§ STUDY TEXT
# # # #

Originally Posted by *2much2luv*
What do you mean by that?









I personally have taught my kids what birth controls are available, where they can get it, and when to use it.

They didn't even want to have sex unless they were protected. And my oldest dd told me not too long ago the reason why she didn't ever have sex until she was past 19 was because I had so emphasised protected sex, that she couldn't have ever considered having it without protection (and she was never prepared).

When she fell in love, she first went to the clinic and got protection.

This may be controversial for some of you, but I am from a different country and we don't have many teen pregnancies because of all the teaching we do at home AND in school.

Kids will have sex, whether you educate them on birth control or not. The outcome is up to you.

The reason why I know that none had unprotected sex is because they are all grown ups now and we laugh about it sometime...they tell their spouses about how it was such an open discussion in our house...and how they even educated their own friends....

Out of all three of my kids' friends, there was not one teen pregnancy. (And I bet it wasn't for lack of practice.)


----------



## AnnaLC (Sep 23, 2005)

to put it bluntly: Forbidding a kid from doing something will not stop them if they really want it, and will probably just make the situation worse.
In my opinion, the best course of action would be 1) examine the roots of your feelings, why does the idea of her having an intimate relationship scare you (and your husband) so much, and 2) discuss your concerns honestly with her in a non-disiplinary manner.
If she doesnt feel like you are against her and her wishes she is much more likely to take your concerns into account and even, possibly, learn from you


----------



## ImoKit (Jan 20, 2006)

Depending on her education system birthcontrol and sex ed is probably rammed down her throat anyway. Amoung people where I live the choice how far to go, and whether to bother with contraception or not. In England the law is that if you prove to your school nurse you can put a condom onto a model then you get C card which entitle you to free condoms.
I wouldn't know whether or not limiting dating etc is a good thing but I do know that it doesn't work.

One of my friends (hindi background) was forbidden to date and got a bf within 2 weeks of moving to my school. THey saw each other in school and on 2, 30min walks to and from the station, they also texted. Nothing more than kissing (and I don't think they did that), but her father didn't like it and they broke up.

# # # #

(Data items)
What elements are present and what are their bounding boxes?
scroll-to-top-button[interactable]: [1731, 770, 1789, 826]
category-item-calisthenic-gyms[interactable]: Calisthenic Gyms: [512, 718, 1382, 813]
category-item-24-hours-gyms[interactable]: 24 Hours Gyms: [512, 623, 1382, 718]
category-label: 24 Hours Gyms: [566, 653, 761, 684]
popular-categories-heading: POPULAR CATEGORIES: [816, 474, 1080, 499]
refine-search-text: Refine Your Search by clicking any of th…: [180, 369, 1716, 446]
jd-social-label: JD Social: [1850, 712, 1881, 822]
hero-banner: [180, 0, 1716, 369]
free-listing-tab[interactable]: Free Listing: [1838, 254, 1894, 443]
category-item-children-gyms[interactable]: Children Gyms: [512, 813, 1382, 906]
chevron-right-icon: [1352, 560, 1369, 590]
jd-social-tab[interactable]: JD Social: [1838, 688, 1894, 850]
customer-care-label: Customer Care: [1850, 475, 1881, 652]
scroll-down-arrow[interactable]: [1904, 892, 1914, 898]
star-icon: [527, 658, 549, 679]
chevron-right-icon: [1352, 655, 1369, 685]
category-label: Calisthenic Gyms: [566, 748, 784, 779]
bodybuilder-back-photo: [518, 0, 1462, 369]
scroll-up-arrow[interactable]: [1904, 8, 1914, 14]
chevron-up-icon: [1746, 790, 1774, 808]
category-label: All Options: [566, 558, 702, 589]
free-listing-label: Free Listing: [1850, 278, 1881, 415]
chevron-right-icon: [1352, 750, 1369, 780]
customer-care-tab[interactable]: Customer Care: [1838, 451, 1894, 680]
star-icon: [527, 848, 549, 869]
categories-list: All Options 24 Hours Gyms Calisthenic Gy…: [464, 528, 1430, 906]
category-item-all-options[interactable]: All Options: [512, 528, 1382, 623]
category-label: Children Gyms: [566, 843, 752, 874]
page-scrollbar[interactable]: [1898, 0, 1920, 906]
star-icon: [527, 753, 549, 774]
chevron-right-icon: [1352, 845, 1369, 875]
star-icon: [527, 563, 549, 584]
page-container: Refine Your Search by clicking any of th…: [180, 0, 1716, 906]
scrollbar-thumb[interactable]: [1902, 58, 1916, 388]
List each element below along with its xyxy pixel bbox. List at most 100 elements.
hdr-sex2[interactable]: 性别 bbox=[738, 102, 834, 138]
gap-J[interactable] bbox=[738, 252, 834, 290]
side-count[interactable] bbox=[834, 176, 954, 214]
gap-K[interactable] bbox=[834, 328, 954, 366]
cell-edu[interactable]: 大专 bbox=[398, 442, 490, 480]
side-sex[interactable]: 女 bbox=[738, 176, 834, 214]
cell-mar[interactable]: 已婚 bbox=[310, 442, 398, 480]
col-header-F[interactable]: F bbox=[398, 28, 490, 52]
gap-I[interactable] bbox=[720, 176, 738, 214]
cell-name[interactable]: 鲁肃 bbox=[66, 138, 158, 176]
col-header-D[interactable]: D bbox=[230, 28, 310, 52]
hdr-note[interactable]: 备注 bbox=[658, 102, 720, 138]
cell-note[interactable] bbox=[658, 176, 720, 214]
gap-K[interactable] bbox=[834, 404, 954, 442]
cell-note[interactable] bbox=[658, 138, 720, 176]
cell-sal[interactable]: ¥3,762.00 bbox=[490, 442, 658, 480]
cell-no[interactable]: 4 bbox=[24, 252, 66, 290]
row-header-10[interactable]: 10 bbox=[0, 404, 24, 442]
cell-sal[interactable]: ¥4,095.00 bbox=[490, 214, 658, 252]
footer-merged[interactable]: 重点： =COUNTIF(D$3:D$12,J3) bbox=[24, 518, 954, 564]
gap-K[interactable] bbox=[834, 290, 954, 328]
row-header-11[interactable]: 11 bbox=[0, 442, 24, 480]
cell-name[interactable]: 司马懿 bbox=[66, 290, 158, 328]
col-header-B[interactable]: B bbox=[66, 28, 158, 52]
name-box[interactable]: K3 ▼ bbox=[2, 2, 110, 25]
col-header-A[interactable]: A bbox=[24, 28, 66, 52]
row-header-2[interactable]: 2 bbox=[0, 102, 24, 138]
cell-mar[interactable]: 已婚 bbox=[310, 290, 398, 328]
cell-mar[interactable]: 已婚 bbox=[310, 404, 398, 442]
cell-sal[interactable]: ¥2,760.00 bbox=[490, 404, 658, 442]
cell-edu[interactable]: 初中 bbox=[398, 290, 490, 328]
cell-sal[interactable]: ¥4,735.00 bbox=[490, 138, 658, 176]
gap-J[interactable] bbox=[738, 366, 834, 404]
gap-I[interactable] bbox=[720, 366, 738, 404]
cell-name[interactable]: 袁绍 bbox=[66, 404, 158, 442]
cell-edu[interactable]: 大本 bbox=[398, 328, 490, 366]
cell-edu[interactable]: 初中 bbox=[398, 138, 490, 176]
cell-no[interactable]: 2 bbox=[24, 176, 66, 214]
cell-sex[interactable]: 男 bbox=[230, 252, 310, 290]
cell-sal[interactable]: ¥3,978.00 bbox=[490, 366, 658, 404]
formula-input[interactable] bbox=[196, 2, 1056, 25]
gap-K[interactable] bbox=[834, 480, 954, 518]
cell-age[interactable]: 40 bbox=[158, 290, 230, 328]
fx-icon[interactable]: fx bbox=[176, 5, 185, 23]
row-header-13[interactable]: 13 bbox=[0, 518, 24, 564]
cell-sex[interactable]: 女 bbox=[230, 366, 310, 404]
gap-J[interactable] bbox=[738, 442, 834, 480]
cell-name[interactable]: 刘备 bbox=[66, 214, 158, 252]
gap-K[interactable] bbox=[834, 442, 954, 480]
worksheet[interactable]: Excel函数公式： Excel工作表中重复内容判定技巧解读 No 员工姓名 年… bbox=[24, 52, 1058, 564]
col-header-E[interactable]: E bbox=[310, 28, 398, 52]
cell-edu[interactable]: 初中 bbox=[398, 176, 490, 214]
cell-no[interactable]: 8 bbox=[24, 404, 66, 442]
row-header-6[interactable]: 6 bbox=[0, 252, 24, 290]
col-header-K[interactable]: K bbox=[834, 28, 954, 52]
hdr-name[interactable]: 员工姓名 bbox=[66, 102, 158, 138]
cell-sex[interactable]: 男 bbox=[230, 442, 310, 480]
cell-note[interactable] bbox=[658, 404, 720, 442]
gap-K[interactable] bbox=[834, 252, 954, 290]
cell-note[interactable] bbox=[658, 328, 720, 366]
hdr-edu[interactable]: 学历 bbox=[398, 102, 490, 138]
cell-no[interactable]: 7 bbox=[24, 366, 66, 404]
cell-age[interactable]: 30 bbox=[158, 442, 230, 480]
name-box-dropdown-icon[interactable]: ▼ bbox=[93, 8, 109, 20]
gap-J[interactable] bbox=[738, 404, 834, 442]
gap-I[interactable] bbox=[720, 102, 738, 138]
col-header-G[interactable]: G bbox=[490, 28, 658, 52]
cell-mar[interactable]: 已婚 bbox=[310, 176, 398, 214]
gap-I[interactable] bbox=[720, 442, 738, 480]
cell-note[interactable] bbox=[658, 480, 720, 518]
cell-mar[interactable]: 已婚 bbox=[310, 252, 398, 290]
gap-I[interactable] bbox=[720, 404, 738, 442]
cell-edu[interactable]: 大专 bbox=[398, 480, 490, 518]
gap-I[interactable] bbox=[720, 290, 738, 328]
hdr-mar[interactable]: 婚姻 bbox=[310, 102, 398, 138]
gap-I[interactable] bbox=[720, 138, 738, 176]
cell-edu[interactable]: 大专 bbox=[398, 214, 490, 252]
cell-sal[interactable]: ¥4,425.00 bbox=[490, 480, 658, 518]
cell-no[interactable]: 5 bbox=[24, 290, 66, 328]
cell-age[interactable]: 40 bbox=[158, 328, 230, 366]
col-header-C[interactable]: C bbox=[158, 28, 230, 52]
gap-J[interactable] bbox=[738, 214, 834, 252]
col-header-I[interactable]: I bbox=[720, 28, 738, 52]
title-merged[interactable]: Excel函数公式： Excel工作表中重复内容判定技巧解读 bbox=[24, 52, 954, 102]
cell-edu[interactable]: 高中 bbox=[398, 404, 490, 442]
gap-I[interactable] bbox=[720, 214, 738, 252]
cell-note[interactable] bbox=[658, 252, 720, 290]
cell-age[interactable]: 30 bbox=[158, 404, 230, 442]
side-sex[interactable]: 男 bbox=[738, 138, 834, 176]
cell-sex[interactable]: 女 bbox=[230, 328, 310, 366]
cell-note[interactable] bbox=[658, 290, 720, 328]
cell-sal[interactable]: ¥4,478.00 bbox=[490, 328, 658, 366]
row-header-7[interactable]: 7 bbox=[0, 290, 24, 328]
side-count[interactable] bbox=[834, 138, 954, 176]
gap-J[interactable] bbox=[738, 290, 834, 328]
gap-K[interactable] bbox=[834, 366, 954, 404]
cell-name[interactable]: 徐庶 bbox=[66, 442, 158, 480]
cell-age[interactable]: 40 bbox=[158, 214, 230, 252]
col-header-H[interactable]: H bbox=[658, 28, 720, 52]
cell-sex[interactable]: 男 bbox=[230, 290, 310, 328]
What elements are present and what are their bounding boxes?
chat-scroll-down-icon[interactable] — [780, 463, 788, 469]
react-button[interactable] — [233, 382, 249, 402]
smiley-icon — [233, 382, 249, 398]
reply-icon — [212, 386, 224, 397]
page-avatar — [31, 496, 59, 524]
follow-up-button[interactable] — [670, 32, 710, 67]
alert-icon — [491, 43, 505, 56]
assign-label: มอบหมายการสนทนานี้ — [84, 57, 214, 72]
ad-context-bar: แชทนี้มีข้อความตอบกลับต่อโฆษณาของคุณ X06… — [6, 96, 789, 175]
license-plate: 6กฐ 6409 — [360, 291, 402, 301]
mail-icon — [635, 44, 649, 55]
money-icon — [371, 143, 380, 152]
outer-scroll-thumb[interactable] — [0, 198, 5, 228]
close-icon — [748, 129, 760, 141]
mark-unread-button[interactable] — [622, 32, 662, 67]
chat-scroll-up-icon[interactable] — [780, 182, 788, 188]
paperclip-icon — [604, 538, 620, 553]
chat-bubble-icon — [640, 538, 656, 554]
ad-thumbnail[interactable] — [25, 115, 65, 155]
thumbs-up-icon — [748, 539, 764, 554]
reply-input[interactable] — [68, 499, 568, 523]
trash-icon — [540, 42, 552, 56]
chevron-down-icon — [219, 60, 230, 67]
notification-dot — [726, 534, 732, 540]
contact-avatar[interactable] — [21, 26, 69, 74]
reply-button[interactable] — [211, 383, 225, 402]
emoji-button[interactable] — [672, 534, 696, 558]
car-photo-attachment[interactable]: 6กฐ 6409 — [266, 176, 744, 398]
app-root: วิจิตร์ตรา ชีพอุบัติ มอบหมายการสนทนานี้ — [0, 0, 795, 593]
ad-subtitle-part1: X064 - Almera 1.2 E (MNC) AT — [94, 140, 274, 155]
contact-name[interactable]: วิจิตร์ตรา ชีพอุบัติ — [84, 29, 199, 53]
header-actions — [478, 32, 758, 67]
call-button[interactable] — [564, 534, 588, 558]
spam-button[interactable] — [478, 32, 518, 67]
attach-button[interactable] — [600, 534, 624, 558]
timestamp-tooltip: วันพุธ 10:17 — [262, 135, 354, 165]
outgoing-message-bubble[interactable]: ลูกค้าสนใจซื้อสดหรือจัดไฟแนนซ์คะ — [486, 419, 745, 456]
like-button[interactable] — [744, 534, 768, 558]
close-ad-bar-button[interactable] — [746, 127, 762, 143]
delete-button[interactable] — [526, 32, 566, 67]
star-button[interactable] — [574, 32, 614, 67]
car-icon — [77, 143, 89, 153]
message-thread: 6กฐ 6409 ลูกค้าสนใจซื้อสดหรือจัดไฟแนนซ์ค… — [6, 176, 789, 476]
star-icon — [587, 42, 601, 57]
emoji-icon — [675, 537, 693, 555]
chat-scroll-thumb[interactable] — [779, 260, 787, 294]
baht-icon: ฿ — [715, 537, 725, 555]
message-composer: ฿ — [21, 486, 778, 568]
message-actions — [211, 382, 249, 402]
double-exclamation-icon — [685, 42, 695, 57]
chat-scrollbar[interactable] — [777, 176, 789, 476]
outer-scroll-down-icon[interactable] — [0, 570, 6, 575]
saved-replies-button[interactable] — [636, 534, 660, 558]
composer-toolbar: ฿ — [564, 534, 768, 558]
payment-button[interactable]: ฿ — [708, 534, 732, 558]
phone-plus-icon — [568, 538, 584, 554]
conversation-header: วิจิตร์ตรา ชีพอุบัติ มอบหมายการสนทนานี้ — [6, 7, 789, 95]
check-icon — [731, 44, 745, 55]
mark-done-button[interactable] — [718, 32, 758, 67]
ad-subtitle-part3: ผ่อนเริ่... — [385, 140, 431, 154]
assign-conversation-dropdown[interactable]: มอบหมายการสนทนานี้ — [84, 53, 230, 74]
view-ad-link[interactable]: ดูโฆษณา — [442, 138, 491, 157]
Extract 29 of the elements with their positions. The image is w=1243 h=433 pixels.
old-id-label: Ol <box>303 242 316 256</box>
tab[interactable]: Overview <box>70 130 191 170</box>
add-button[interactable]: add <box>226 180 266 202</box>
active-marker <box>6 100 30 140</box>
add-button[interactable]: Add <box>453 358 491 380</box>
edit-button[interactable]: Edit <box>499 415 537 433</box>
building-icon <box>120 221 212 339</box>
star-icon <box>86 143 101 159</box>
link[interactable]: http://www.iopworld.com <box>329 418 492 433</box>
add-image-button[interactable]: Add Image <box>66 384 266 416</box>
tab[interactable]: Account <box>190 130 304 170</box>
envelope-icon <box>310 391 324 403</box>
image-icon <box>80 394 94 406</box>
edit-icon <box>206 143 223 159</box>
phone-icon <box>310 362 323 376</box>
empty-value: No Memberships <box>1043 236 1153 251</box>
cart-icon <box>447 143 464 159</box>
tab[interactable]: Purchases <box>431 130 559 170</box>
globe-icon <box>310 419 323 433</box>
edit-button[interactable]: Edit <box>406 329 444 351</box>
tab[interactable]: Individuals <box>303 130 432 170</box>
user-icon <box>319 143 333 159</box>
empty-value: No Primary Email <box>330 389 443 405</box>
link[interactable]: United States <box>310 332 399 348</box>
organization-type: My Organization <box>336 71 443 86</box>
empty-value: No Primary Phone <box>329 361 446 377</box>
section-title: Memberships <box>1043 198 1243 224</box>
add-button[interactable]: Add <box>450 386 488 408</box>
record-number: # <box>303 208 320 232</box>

# # # #

§ WHAT IS REQUIRED
Reproduce the passage of the forum thread on teenage sex and birth control verbatim, starting with "## AnnaLC (Sep" and going on through "(Jan 20, 2006)".

§ OUTPUT
## AnnaLC (Sep 23, 2005)

to put it bluntly: Forbidding a kid from doing something will not stop them if they really want it, and will probably just make the situation worse.
In my opinion, the best course of action would be 1) examine the roots of your feelings, why does the idea of her having an intimate relationship scare you (and your husband) so much, and 2) discuss your concerns honestly with her in a non-disiplinary manner.
If she doesnt feel like you are against her and her wishes she is much more likely to take your concerns into account and even, possibly, learn from you


----------



## ImoKit (Jan 20, 2006)